## SELECTED EXCERPT
>> BEGIN
Data Compression - Prefix Free Code and Length Optimisation (ICT Part 2)

January 22, 202512 min read

Data Compression - Prefix Free Code and Length Optimisation

In my last post I arrived at the requirement for a prefix-free code $C$ . Now, I will discuss how we can obtain prefix-free codes and then elucidate on length optimisation for data compression.

The naive way to check whether a code $C$ is prefix-free would be to brute force through each $y \in C(\Omega)$ and check whether $\exists \> y' \in \{0,1\}^*$ such that $yy' \in C(\Omega)$ .
>> END
## RAW DATA
>> BEGIN
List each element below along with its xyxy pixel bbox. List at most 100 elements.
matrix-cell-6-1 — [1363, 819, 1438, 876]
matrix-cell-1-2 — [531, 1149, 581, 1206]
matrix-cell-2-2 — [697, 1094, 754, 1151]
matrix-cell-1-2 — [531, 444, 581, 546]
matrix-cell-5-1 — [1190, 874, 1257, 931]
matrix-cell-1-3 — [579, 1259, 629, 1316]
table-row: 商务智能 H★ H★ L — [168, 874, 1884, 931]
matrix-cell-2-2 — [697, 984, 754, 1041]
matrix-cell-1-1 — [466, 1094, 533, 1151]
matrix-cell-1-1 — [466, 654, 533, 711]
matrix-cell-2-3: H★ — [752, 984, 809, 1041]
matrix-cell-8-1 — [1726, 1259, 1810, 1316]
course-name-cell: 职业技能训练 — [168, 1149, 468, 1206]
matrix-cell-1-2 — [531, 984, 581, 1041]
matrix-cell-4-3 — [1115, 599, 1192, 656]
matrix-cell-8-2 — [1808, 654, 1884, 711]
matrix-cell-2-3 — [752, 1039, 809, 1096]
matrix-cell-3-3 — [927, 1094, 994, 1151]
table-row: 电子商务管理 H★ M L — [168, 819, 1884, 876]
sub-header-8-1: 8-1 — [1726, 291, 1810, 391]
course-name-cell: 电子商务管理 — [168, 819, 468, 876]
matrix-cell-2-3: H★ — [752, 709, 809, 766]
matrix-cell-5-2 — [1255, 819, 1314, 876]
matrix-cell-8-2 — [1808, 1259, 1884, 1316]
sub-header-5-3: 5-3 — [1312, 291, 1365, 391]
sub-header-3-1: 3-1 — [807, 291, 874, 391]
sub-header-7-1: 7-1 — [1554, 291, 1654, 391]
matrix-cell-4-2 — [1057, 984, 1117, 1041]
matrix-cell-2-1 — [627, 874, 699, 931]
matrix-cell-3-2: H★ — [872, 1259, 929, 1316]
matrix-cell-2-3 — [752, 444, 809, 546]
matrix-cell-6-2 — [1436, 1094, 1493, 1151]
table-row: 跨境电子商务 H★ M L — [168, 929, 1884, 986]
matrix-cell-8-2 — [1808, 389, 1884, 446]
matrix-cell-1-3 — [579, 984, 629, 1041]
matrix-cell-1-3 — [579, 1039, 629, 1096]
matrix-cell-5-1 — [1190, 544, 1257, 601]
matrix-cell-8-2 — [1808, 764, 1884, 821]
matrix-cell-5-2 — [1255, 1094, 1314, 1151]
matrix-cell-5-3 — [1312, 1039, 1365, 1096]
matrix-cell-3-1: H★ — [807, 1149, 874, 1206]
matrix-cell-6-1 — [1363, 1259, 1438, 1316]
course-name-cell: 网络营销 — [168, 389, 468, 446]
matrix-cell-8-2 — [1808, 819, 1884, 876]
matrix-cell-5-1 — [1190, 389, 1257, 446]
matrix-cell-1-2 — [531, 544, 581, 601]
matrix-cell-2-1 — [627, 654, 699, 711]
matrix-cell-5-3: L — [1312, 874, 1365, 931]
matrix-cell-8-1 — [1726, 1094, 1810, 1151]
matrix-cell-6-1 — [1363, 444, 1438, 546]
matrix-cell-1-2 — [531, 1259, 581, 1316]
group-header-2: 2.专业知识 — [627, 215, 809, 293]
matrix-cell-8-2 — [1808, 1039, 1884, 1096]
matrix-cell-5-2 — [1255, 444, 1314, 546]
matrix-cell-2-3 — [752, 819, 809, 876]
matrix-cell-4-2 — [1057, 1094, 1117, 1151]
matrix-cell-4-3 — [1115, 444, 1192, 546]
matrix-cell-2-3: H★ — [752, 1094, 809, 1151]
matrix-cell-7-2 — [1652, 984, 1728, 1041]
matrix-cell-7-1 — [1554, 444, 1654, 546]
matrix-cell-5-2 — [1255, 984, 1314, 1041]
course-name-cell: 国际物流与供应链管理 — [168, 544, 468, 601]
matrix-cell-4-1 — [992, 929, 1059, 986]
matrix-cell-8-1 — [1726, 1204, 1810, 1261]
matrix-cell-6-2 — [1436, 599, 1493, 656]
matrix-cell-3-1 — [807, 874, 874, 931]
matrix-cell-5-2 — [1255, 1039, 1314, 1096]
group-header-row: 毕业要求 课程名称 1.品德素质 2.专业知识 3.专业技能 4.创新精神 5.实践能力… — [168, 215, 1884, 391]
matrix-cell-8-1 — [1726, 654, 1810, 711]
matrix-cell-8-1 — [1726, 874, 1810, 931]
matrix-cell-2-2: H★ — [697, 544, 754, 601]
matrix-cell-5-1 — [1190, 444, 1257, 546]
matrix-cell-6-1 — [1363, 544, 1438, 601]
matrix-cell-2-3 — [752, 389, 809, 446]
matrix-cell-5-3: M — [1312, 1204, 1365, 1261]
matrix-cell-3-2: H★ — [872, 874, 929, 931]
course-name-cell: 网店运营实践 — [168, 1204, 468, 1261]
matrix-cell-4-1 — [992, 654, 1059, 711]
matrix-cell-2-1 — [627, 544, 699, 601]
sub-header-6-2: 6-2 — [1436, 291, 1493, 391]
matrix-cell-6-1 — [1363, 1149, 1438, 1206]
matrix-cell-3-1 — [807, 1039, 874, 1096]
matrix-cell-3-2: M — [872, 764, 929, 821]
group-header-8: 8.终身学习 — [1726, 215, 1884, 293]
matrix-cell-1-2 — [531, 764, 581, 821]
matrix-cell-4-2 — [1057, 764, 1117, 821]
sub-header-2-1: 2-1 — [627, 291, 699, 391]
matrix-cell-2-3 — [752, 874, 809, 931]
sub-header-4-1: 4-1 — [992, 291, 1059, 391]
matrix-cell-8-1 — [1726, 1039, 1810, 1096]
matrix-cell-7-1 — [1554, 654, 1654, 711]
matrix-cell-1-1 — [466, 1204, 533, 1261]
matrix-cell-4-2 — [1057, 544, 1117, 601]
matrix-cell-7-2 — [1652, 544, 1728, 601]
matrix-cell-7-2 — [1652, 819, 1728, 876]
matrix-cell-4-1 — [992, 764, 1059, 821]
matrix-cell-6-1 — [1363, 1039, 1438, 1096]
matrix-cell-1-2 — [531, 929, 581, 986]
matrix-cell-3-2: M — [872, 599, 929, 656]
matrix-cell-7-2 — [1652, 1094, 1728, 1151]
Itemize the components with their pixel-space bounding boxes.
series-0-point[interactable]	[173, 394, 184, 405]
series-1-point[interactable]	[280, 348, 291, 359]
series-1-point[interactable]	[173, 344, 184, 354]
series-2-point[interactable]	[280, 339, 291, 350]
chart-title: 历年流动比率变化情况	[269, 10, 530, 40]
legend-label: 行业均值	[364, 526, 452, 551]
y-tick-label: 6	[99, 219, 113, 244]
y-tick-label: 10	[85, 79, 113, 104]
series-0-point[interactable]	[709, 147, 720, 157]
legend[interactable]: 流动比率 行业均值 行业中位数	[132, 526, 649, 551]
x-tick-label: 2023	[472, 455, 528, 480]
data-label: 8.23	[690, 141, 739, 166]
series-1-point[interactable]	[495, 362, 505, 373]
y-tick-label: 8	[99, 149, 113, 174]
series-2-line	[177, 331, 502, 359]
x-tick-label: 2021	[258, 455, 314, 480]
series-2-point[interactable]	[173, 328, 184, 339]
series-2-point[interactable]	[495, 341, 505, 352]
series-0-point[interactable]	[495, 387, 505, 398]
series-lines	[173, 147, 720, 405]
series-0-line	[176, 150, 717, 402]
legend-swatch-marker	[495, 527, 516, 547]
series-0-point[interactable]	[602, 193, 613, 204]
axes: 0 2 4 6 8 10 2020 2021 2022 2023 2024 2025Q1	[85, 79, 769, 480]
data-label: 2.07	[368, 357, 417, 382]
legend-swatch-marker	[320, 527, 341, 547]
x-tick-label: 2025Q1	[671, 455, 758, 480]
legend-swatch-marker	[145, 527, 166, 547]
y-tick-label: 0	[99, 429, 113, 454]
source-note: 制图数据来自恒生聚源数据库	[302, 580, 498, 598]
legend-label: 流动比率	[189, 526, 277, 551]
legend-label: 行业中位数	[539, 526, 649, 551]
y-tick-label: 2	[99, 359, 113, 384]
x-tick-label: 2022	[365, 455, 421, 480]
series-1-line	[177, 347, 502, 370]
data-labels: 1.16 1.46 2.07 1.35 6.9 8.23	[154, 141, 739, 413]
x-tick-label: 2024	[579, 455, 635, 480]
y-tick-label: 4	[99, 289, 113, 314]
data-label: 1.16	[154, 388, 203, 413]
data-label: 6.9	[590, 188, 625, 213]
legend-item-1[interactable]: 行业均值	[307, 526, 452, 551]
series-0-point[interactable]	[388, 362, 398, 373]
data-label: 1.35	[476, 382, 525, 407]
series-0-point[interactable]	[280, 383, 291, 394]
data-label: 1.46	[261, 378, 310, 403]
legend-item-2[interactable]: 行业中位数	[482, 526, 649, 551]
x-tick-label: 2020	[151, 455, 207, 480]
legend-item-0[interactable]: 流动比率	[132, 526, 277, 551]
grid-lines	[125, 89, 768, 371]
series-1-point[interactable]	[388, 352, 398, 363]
>> END
## WHAT THE TASK ASKS
Reproduce the passage of the post on prefix-free codes starting with "In my last post" and going on through "that $yy' \in C(\Omega)$ .", word for word.

## PROBLEM SOLUTION
In my last post I arrived at the requirement for a prefix-free code $C$ . Now, I will discuss how we can obtain prefix-free codes and then elucidate on length optimisation for data compression.

The naive way to check whether a code $C$ is prefix-free would be to brute force through each $y \in C(\Omega)$ and check whether $\exists \> y' \in \{0,1\}^*$ such that $yy' \in C(\Omega)$ .